Source excerpt:
Thompson v. State

Decision Date21 December 1908
Citation114 S.W. 1184,88 Ark. 447
PartiesTHOMPSON v. STATE
CourtArkansas Supreme Court

Appeal from Hempstead Circuit Court; Jacob M. Carter, Judge; affirmed.

Judgment affirmed.

William F. Kirby, Attorney General, Daniel Taylor, Assistant, for appellee; C. A. Cumingham, of counsel.

1. Evidence of threats were not admissible, as defendant was the sole aggressor, by his own testimony. 29 Ark. 248; 79 Id. 594; 72 Id. 427; 76 Id. 495; 55 Id. 604; 55 Id. 593.

2. There was no testimony upon which to base an instruction as to murder in the second degree. 21 Ark. 69; 23 Id. 730; 29 Id. 17; 52 Id. 120; 77 Id. 234.

3. The judgment should be affirmed, there being no error on the record as a whole. 10 Ark. 9.

OPINION

BATTLE, J.

Stated problem 1:
Please rewrite the listing from its first line through the line with "article-102-paragraph-1 [309,977,1543,1090]", replacing "scan-speck" with "scan-dot" and keeping everything else unchanged.
Stated problem 2:
Write what comes next in the Thompson v. State case report, following on from its last line.
The court case and the listing have nothing to do with each other.

Rows:
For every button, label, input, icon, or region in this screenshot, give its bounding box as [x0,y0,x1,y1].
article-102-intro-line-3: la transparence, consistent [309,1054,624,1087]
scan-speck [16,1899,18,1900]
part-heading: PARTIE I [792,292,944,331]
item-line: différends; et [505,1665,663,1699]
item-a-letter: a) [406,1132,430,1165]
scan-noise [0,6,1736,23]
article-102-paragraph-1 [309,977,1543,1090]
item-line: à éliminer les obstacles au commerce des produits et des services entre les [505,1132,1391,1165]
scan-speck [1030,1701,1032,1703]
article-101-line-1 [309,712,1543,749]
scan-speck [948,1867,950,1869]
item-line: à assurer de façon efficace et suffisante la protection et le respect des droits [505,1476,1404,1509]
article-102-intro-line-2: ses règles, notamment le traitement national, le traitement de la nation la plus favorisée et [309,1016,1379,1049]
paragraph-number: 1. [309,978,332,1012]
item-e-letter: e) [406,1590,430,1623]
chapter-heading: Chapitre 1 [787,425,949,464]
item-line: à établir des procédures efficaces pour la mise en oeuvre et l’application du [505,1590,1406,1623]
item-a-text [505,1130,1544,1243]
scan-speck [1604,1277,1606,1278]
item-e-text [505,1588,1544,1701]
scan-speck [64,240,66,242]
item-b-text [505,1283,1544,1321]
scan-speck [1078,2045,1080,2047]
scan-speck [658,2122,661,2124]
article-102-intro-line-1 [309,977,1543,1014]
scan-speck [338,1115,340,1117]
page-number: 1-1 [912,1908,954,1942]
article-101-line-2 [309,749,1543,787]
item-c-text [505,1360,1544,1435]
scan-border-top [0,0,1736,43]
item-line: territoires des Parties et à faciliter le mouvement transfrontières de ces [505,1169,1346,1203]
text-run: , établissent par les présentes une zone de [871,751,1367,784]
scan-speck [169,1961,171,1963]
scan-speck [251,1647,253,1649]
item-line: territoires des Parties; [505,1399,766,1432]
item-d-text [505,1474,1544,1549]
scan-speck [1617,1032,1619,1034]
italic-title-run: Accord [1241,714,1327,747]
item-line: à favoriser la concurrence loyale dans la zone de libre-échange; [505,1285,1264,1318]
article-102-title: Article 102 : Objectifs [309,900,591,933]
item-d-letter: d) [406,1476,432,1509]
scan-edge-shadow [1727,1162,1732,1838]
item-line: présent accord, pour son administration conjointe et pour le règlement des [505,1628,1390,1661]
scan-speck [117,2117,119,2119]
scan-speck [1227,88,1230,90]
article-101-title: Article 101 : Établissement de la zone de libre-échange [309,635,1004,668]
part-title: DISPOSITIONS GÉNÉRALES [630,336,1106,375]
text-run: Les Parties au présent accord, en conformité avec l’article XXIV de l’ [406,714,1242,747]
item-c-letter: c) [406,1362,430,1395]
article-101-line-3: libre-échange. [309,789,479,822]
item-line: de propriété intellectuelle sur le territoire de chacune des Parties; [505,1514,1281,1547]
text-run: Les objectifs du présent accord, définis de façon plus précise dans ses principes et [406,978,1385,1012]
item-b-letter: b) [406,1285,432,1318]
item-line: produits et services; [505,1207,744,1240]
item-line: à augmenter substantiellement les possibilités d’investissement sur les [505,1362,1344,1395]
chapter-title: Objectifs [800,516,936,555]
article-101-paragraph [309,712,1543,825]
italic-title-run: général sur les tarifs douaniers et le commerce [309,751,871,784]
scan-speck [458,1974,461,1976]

Written reply 1:
For every button, label, input, icon, or region in this screenshot, give its bounding box as [x0,y0,x1,y1].
article-102-intro-line-3: la transparence, consistent [309,1054,624,1087]
scan-dot [16,1899,18,1900]
part-heading: PARTIE I [792,292,944,331]
item-line: différends; et [505,1665,663,1699]
item-a-letter: a) [406,1132,430,1165]
scan-noise [0,6,1736,23]
article-102-paragraph-1 [309,977,1543,1090]

Written reply 2:
Joe Thompson was indicted for murder in the first degree, committed by killing Miller Brown, and was convicted of that offense; and he appealed.

The defendant testified in his own behalf. He testified, in effect, that at night, while Miller Brown lay upon his bed, after deliberation and premeditation, he shot and killed him. He did so with the intent to kill because Brown threatened to kill him and wanted his wife. There was no evidence that Brown made any effort to kill him.

Appellant complains that the court refused to instruct the jury as follows:

"If in a trial for murder it has been proved that threats have been made by deceased against the defendant, and that they have been communicated to the defendant, they may be considered by the jury in making up their verdict to show defendant's motive."

Threats could not have mitigated, extenuated or palliated the conduct of the defendant. They could not have reduced the grade of the offense or reduced the punishment; and the court committed no prejudicial error in refusing it.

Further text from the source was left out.